**SOURCE MATERIAL**:

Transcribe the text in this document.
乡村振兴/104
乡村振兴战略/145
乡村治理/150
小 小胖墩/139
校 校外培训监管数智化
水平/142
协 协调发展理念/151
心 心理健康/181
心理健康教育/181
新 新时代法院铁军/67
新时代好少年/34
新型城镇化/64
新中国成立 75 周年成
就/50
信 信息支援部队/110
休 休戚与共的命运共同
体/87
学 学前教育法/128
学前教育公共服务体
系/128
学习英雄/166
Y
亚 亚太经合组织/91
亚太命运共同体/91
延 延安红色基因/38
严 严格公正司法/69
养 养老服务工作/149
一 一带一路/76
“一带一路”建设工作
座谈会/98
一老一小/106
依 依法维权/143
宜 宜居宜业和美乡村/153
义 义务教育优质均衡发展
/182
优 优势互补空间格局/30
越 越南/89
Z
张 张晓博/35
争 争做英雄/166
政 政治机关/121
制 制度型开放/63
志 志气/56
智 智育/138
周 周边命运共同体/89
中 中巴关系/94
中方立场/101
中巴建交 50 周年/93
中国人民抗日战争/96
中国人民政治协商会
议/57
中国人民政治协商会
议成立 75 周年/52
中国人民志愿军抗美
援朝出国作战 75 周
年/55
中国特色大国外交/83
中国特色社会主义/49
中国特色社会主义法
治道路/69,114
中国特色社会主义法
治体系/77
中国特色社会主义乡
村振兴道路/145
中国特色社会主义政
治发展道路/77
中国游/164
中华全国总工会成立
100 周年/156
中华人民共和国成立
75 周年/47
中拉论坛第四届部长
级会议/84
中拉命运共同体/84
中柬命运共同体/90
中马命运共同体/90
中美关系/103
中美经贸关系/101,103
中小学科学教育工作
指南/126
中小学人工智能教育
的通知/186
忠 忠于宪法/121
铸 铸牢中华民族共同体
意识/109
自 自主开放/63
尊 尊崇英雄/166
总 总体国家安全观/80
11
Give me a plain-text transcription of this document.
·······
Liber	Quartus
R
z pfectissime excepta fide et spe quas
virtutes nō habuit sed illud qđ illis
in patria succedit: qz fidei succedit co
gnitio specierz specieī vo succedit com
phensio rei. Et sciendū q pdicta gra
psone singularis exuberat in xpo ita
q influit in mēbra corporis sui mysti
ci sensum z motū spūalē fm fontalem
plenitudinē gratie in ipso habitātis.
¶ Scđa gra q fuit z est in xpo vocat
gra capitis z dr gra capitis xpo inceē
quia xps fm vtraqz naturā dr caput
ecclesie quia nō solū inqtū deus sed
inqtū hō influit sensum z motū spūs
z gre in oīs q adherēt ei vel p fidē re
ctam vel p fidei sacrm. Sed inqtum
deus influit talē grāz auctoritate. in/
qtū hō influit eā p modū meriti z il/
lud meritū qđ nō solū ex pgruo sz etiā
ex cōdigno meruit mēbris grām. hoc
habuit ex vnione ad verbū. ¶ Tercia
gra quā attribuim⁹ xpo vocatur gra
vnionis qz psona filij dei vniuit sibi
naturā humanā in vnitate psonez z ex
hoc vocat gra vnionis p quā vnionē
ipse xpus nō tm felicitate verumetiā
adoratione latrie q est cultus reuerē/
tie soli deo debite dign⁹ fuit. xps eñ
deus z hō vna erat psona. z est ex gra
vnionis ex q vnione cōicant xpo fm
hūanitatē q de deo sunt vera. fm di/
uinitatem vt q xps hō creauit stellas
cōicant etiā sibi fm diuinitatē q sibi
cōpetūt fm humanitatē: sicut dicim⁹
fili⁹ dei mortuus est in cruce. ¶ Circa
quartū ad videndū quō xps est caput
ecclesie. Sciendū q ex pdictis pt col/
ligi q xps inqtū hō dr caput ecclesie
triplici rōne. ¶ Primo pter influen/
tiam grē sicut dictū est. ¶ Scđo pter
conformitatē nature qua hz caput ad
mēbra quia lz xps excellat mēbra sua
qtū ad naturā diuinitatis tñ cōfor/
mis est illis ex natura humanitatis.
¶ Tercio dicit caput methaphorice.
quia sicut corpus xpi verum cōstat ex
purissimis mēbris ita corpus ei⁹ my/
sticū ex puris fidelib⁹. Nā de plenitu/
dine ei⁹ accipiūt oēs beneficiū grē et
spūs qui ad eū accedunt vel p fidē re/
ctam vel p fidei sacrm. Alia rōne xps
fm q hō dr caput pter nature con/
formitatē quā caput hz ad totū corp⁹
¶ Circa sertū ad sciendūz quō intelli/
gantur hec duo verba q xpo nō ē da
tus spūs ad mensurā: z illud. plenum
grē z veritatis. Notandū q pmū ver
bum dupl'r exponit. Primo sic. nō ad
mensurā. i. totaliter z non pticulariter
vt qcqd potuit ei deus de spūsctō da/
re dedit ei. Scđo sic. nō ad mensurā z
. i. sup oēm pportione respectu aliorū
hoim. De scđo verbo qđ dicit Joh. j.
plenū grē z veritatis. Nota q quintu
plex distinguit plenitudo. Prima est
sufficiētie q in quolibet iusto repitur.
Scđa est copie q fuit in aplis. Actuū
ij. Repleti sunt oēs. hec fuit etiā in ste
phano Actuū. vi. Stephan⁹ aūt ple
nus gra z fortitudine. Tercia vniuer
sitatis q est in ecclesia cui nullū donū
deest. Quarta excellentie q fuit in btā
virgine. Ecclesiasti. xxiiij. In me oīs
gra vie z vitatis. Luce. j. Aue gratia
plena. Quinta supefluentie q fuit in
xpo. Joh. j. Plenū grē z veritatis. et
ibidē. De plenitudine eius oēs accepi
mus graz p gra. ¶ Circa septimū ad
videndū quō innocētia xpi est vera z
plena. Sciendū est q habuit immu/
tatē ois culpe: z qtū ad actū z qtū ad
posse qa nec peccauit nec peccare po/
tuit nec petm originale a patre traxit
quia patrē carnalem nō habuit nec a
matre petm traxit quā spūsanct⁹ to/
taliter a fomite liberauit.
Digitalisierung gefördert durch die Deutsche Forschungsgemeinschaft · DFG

**AIM**: Transcribe the entire listing above precisely.

**COMPLETED EXERCISE**:
Transcribe the text in this document.
乡村振兴/104
乡村振兴战略/145
乡村治理/150
小 小胖墩/139
校 校外培训监管数智化
水平/142
协 协调发展理念/151
心 心理健康/181
心理健康教育/181
新 新时代法院铁军/67
新时代好少年/34
新型城镇化/64
新中国成立 75 周年成
就/50
信 信息支援部队/110
休 休戚与共的命运共同
体/87
学 学前教育法/128
学前教育公共服务体
系/128
学习英雄/166
Y
亚 亚太经合组织/91
亚太命运共同体/91
延 延安红色基因/38
严 严格公正司法/69
养 养老服务工作/149
一 一带一路/76
“一带一路”建设工作
座谈会/98
一老一小/106
依 依法维权/143
宜 宜居宜业和美乡村/153
义 义务教育优质均衡发展
/182
优 优势互补空间格局/30
越 越南/89
Z
张 张晓博/35
争 争做英雄/166
政 政治机关/121
制 制度型开放/63
志 志气/56
智 智育/138
周 周边命运共同体/89
中 中巴关系/94
中方立场/101
中巴建交 50 周年/93
中国人民抗日战争/96
中国人民政治协商会
议/57
中国人民政治协商会
议成立 75 周年/52
中国人民志愿军抗美
援朝出国作战 75 周
年/55
中国特色大国外交/83
中国特色社会主义/49
中国特色社会主义法
治道路/69,114
中国特色社会主义法
治体系/77
中国特色社会主义乡
村振兴道路/145
中国特色社会主义政
治发展道路/77
中国游/164
中华全国总工会成立
100 周年/156
中华人民共和国成立
75 周年/47
中拉论坛第四届部长
级会议/84
中拉命运共同体/84
中柬命运共同体/90
中马命运共同体/90
中美关系/103
中美经贸关系/101,103
中小学科学教育工作
指南/126
中小学人工智能教育
的通知/186
忠 忠于宪法/121
铸 铸牢中华民族共同体
意识/109
自 自主开放/63
尊 尊崇英雄/166
总 总体国家安全观/80
11
Give me a plain-text transcription of this document.
·······
Liber	Quartus
R
z pfectissime excepta fide et spe quas
virtutes nō habuit sed illud qđ illis
in patria succedit: qz fidei succedit co
gnitio specierz specieī vo succedit com
phensio rei. Et sciendū q pdicta gra
psone singularis exuberat in xpo ita
q influit in mēbra corporis sui mysti
ci sensum z motū spūalē fm fontalem
plenitudinē gratie in ipso habitātis.
¶ Scđa gra q fuit z est in xpo vocat
gra capitis z dr gra capitis xpo inceē
quia xps fm vtraqz naturā dr caput
ecclesie quia nō solū inqtū deus sed
inqtū hō influit sensum z motū spūs
z gre in oīs q adherēt ei vel p fidē re
ctam vel p fidei sacrm. Sed inqtum
deus influit talē grāz auctoritate. in/
qtū hō influit eā p modū meriti z il/
lud meritū qđ nō solū ex pgruo sz etiā
ex cōdigno meruit mēbris grām. hoc
habuit ex vnione ad verbū. ¶ Tercia
gra quā attribuim⁹ xpo vocatur gra
vnionis qz psona filij dei vniuit sibi
naturā humanā in vnitate psonez z ex
hoc vocat gra vnionis p quā vnionē
ipse xpus nō tm felicitate verumetiā
adoratione latrie q est cultus reuerē/
tie soli deo debite dign⁹ fuit. xps eñ
deus z hō vna erat psona. z est ex gra
vnionis ex q vnione cōicant xpo fm
hūanitatē q de deo sunt vera. fm di/
uinitatem vt q xps hō creauit stellas
cōicant etiā sibi fm diuinitatē q sibi
cōpetūt fm humanitatē: sicut dicim⁹
fili⁹ dei mortuus est in cruce. ¶ Circa
quartū ad videndū quō xps est caput
ecclesie. Sciendū q ex pdictis pt col/
ligi q xps inqtū hō dr caput ecclesie
triplici rōne. ¶ Primo pter influen/
tiam grē sicut dictū est. ¶ Scđo pter
conformitatē nature qua hz caput ad
mēbra quia lz xps excellat mēbra sua
qtū ad naturā diuinitatis tñ cōfor/
mis est illis ex natura humanitatis.
¶ Tercio dicit caput methaphorice.
quia sicut corpus xpi verum cōstat ex
purissimis mēbris ita corpus ei⁹ my/
sticū ex puris fidelib⁹. Nā de plenitu/
dine ei⁹ accipiūt oēs beneficiū grē et
spūs qui ad eū accedunt vel p fidē re/
ctam vel p fidei sacrm. Alia rōne xps
fm q hō dr caput pter nature con/
formitatē quā caput hz ad totū corp⁹
¶ Circa sertū ad sciendūz quō intelli/
gantur hec duo verba q xpo nō ē da
tus spūs ad mensurā: z illud. plenum
grē z veritatis. Notandū q pmū ver
bum dupl'r exponit. Primo sic. nō ad
mensurā. i. totaliter z non pticulariter
vt qcqd potuit ei deus de spūsctō da/
re dedit ei. Scđo sic. nō ad mensurā z
. i. sup oēm pportione respectu aliorū
hoim. De scđo verbo qđ dicit Joh. j.
plenū grē z veritatis. Nota q quintu
plex distinguit plenitudo. Prima est
sufficiētie q in quolibet iusto repitur.
Scđa est copie q fuit in aplis. Actuū
ij. Repleti sunt oēs. hec fuit etiā in ste
phano Actuū. vi. Stephan⁹ aūt ple
nus gra z fortitudine. Tercia vniuer
sitatis q est in ecclesia cui nullū donū
deest. Quarta excellentie q fuit in btā
virgine. Ecclesiasti. xxiiij. In me oīs
gra vie z vitatis. Luce. j. Aue gratia
plena. Quinta supefluentie q fuit in
xpo. Joh. j. Plenū grē z veritatis. et
ibidē. De plenitudine eius oēs accepi
mus graz p gra. ¶ Circa septimū ad
videndū quō innocētia xpi est vera z
plena. Sciendū est q habuit immu/
tatē ois culpe: z qtū ad actū z qtū ad
posse qa nec peccauit nec peccare po/
tuit nec petm originale a patre traxit
quia patrē carnalem nō habuit nec a
matre petm traxit quā spūsanct⁹ to/
taliter a fomite liberauit.
Digitalisierung gefördert durch die Deutsche Forschungsgemeinschaft · DFG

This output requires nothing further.